Work to do:
Extract the lines that carry the string "this" from the listing.

..............................

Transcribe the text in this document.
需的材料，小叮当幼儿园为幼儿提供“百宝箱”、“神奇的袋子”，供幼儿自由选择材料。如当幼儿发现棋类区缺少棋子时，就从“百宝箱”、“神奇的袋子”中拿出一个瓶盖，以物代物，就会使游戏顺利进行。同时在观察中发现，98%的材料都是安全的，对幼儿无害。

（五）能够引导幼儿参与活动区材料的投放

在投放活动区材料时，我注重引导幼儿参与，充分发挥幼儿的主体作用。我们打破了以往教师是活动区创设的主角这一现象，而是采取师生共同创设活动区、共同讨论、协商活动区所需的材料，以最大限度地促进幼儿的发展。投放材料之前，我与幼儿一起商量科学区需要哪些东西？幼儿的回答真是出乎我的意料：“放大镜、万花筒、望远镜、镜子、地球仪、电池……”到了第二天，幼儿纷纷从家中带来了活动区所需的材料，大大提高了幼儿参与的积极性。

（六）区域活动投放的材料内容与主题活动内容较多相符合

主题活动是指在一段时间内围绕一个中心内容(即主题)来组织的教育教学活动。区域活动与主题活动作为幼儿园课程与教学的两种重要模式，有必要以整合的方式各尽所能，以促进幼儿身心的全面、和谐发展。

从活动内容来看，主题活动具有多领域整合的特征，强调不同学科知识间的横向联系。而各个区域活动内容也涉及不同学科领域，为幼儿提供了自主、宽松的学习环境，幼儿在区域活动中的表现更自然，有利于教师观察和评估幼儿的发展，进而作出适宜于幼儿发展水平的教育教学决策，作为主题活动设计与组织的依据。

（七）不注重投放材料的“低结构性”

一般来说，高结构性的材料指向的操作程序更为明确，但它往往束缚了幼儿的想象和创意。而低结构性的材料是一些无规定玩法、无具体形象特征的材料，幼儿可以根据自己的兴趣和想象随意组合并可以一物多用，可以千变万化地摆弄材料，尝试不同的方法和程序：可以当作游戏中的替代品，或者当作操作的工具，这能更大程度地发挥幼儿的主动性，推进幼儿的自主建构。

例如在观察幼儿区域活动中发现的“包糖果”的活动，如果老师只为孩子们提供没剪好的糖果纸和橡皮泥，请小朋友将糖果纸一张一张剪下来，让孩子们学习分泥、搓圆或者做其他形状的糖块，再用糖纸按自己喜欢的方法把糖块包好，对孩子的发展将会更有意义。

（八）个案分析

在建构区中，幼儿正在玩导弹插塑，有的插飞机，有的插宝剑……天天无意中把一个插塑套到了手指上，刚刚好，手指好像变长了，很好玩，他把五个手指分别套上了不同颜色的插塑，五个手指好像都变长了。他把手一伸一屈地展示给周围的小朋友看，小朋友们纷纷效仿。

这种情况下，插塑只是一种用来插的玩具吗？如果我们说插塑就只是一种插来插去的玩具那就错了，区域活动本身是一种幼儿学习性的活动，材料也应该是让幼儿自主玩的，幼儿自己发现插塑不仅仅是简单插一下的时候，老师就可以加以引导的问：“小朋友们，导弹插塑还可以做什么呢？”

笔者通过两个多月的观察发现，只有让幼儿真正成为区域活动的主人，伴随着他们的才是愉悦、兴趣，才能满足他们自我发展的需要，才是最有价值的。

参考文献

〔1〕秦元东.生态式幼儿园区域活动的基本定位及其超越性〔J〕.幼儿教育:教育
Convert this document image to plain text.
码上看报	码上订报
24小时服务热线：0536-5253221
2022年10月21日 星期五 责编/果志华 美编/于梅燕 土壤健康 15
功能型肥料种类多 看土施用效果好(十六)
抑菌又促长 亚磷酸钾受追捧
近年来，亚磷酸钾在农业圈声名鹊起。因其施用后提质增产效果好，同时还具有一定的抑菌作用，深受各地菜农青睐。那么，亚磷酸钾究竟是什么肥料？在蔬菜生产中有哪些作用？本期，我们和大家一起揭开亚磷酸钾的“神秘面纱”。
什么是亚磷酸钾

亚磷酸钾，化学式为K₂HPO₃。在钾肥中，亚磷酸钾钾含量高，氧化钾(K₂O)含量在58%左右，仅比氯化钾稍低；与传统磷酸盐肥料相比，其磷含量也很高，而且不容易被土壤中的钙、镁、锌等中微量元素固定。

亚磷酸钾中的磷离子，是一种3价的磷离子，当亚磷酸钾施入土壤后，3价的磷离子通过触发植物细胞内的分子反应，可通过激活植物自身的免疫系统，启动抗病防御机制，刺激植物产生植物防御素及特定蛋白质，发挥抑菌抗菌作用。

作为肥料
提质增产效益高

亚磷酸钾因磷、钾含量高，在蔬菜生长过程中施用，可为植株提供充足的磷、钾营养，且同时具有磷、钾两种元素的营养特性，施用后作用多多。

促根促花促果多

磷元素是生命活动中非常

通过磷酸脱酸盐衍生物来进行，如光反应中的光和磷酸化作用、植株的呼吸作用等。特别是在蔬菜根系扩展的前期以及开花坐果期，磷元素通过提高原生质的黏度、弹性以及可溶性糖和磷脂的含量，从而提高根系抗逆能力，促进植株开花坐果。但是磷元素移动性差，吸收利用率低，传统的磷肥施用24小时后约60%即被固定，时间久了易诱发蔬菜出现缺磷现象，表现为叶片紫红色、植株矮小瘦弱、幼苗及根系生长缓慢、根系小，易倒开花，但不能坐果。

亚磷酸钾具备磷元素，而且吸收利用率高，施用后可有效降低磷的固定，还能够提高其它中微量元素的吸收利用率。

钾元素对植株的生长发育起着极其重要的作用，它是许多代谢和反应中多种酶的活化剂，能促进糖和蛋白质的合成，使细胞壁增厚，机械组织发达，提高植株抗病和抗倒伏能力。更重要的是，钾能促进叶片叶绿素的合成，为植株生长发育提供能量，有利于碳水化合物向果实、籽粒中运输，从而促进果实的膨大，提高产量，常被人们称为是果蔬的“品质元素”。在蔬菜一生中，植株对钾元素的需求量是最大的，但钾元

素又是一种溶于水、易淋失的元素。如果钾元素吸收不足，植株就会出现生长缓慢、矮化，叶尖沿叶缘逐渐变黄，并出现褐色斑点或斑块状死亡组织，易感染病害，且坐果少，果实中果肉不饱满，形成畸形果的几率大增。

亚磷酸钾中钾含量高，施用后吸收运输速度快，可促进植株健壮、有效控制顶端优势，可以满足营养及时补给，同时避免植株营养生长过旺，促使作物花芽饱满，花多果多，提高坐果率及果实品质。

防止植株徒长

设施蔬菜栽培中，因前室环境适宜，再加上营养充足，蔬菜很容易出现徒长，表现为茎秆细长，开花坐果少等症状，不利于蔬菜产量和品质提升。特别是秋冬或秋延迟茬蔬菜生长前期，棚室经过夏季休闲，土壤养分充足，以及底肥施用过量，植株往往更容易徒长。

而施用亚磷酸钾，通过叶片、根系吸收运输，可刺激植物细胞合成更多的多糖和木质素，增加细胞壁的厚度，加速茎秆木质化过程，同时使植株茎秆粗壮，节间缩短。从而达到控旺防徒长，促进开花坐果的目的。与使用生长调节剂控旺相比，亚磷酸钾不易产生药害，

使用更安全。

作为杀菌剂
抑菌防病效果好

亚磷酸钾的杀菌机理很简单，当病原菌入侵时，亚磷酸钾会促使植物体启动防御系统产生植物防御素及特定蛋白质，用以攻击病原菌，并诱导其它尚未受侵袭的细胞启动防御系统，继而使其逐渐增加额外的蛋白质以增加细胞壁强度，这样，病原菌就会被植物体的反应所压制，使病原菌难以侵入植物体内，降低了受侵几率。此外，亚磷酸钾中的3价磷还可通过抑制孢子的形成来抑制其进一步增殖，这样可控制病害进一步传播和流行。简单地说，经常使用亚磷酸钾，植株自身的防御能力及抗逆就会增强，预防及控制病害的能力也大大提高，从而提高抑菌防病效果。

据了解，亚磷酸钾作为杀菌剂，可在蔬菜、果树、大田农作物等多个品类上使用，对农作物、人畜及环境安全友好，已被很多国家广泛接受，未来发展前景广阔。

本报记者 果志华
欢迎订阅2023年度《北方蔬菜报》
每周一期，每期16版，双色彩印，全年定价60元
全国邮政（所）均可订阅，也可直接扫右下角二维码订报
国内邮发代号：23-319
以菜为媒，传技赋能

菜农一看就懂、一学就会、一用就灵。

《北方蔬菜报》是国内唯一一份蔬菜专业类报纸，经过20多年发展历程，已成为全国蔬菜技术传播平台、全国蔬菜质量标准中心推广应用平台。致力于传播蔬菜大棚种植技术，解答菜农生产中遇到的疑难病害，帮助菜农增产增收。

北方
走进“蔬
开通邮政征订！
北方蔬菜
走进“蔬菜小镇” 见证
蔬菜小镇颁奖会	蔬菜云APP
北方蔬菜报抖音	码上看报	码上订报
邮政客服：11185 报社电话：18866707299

..............................

Full response:
Transcribe the text in this document.
Convert this document image to plain text.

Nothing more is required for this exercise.